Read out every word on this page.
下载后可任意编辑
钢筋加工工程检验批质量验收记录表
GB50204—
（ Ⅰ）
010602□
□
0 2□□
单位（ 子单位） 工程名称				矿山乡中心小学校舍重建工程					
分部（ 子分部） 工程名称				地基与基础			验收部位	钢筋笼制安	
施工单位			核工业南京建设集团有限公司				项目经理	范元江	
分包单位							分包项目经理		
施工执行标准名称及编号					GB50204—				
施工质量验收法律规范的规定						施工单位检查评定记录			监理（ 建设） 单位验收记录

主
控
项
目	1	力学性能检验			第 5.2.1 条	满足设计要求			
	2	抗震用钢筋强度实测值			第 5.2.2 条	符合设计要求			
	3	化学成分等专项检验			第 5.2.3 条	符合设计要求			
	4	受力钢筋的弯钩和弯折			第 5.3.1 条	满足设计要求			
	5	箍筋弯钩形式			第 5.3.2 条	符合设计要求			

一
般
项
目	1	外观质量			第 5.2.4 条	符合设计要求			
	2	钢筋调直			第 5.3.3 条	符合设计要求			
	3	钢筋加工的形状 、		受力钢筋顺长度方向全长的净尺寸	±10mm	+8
_ _ _ _
JOB -> Every line that holds the string "满足设计要求" should be returned.

RESPONSE FOR THIS EXERCISE ->
目	1	力学性能检验			第 5.2.1 条	满足设计要求			
	4	受力钢筋的弯钩和弯折			第 5.3.1 条	满足设计要求			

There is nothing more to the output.